§ Passage for review:
——————————

OnlyFans, the user-generated adult content site, is reversing course on plans to ban “sexually explicit” content after securing agreement with its payment processors, it has announced.
Last week, OnlyFans said it would ban adult material from 1 October, to the dismay of its users and creators, who argued that doing so risked driving such work underground.
Those plans have been scrapped, the company said in a tweet. “Thank you to everyone for making your voices heard. We have secured assurances necessary to support our diverse creator community and have suspended the planned October 1 policy change. OnlyFans stands for inclusion and we will continue to provide a home for all creators.”
Angry users had initially blamed OnlyFans for the planned ban on sexually explicit material. The company, which is wholly owned by the porn mogul Leo Radvinsky, has long expressed a desire to move beyond adult material to more general-interest content. Just two days before it announced the proposed ban, the company revealed a new business venture, OFTV, which would take its platform on to smart TVs for the first time. Due to app store rules, explicit content was banned from that service – a fact that some took as a harbinger of wider plans.

——————————

Dataset records:
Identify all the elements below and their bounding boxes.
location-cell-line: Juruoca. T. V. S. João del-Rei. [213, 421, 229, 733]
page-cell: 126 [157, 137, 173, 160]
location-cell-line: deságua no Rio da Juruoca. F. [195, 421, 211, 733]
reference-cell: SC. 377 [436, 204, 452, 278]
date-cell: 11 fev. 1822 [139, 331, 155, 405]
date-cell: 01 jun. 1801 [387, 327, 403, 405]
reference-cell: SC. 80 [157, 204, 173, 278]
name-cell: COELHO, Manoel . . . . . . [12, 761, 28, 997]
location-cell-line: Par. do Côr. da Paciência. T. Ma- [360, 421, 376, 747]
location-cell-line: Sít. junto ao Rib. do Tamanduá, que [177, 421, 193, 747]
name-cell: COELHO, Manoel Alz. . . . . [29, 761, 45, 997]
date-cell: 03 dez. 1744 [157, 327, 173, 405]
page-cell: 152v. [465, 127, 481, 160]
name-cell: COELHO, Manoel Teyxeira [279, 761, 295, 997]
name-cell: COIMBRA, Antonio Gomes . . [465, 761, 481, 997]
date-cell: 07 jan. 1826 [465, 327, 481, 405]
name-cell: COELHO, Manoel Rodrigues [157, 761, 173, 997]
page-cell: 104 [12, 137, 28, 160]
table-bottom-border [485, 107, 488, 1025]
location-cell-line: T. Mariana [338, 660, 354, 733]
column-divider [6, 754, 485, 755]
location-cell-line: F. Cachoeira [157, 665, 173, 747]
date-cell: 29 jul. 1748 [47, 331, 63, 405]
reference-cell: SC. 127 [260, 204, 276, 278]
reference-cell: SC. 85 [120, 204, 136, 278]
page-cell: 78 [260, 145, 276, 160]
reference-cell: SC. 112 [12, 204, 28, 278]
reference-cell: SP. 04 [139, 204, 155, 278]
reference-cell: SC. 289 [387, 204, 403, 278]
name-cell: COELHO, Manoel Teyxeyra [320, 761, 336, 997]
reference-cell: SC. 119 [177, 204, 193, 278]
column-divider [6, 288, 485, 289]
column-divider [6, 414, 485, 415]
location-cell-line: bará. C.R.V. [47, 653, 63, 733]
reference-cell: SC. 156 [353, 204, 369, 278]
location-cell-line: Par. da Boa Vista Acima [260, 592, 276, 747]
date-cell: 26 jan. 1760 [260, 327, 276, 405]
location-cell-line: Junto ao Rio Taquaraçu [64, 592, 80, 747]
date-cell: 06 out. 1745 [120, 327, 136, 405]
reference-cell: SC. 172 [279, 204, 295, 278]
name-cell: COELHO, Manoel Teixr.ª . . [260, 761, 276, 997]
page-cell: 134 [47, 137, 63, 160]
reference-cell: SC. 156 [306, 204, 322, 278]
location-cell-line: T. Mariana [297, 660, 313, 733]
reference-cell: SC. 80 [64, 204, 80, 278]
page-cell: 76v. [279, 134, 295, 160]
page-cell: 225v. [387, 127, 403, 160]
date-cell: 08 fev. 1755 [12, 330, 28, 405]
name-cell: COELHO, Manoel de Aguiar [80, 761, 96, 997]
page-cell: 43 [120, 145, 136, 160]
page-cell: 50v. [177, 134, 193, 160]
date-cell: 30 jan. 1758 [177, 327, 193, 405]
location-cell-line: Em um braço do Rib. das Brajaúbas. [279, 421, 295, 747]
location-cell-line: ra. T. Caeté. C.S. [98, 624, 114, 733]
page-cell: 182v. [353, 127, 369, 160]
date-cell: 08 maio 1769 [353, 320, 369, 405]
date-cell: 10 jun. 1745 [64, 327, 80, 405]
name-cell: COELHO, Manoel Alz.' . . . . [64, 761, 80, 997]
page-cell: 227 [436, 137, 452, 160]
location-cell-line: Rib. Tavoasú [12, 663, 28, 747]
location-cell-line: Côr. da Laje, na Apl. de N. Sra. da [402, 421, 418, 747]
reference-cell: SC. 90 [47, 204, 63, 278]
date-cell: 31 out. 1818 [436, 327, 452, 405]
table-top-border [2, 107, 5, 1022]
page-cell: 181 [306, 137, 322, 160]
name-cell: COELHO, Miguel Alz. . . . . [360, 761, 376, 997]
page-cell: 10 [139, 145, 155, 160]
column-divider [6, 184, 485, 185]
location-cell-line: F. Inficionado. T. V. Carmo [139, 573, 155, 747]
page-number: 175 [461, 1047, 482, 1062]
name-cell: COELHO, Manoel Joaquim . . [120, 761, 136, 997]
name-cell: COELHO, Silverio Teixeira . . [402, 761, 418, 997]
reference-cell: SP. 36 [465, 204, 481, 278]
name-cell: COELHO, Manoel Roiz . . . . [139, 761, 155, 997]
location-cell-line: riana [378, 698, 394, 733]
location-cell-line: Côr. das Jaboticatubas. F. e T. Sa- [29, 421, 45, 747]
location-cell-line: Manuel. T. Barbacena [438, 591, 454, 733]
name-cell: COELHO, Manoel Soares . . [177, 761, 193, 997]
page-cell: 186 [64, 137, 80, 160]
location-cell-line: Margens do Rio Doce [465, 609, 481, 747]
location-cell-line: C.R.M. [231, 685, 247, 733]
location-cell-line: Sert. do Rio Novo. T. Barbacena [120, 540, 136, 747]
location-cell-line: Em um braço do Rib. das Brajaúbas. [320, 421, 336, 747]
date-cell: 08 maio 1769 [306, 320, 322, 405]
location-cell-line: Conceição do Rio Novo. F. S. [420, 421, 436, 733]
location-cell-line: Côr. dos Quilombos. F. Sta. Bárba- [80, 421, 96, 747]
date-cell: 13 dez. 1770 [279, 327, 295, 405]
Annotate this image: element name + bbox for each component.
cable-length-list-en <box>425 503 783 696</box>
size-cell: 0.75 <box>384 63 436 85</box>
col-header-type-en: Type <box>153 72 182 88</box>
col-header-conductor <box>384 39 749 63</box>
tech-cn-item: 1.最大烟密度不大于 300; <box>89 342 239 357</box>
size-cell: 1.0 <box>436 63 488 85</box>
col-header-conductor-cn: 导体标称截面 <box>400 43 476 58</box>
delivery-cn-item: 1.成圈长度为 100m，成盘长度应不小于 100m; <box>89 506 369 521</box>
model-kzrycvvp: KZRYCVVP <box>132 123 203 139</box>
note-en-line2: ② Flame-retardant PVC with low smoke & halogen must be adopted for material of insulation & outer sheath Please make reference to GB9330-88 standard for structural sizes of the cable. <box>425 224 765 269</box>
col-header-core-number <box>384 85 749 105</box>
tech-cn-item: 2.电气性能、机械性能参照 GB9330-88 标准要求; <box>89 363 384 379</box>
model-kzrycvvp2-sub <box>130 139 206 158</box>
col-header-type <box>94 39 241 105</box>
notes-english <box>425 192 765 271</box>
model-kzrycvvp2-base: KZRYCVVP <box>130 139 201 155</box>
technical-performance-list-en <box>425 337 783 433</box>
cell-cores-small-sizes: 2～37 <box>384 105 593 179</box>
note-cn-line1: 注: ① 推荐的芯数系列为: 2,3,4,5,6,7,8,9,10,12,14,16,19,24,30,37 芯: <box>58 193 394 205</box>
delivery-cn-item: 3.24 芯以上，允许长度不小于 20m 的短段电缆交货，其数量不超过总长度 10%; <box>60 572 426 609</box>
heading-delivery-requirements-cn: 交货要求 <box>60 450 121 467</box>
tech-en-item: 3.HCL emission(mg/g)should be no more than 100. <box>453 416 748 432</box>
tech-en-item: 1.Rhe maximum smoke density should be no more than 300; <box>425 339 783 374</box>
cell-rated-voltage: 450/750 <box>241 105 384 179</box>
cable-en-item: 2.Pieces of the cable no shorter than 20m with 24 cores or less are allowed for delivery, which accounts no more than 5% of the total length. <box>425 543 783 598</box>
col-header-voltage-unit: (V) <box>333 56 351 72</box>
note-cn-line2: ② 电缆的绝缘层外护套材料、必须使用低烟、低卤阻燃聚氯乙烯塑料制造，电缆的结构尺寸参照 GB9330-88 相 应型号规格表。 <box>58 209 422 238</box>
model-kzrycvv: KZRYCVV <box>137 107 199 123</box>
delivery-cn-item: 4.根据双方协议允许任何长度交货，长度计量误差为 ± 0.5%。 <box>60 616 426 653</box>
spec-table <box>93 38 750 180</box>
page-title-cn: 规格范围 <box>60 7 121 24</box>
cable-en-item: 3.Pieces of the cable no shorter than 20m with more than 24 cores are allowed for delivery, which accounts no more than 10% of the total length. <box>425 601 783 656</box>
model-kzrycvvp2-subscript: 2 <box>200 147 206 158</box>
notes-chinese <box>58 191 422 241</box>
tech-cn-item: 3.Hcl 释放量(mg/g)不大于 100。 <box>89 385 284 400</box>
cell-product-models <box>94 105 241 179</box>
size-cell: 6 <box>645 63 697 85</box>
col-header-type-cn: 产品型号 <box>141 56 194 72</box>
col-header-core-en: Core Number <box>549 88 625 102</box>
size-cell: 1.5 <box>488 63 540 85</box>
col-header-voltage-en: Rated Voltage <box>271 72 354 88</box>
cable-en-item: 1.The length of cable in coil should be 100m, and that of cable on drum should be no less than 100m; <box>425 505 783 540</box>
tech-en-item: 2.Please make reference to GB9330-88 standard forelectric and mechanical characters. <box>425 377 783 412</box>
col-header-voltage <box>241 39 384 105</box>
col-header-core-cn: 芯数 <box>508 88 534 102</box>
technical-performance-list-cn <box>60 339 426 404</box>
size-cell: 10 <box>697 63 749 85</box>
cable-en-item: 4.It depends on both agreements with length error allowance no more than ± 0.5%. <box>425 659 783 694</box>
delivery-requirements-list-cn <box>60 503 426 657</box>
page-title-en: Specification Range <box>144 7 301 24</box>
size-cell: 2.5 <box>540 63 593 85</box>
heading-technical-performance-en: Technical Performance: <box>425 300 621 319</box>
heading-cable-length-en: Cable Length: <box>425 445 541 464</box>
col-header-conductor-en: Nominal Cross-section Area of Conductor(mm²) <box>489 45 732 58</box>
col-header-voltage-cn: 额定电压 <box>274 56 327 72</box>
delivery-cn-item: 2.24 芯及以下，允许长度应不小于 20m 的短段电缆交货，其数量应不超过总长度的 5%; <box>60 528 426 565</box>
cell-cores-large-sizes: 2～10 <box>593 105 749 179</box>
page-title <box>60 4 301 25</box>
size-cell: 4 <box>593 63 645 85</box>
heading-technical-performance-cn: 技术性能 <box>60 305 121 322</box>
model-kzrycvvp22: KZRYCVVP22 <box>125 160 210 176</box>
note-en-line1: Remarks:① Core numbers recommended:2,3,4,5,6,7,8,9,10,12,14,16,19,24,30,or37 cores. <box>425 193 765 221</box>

——————————

§ What to work on: Summarize the text about OnlyFans and its planned content ban in two sentences. The lines above aren't needed here.

§ Solution: OnlyFans has dropped its plan, announced last week, to ban sexually explicit content from 1 October, after securing agreement with its payment processors. Users had initially blamed the company, which has long wanted to move beyond adult material, and some took the explicit-content ban on its new smart TV service, OFTV, as a sign of wider plans.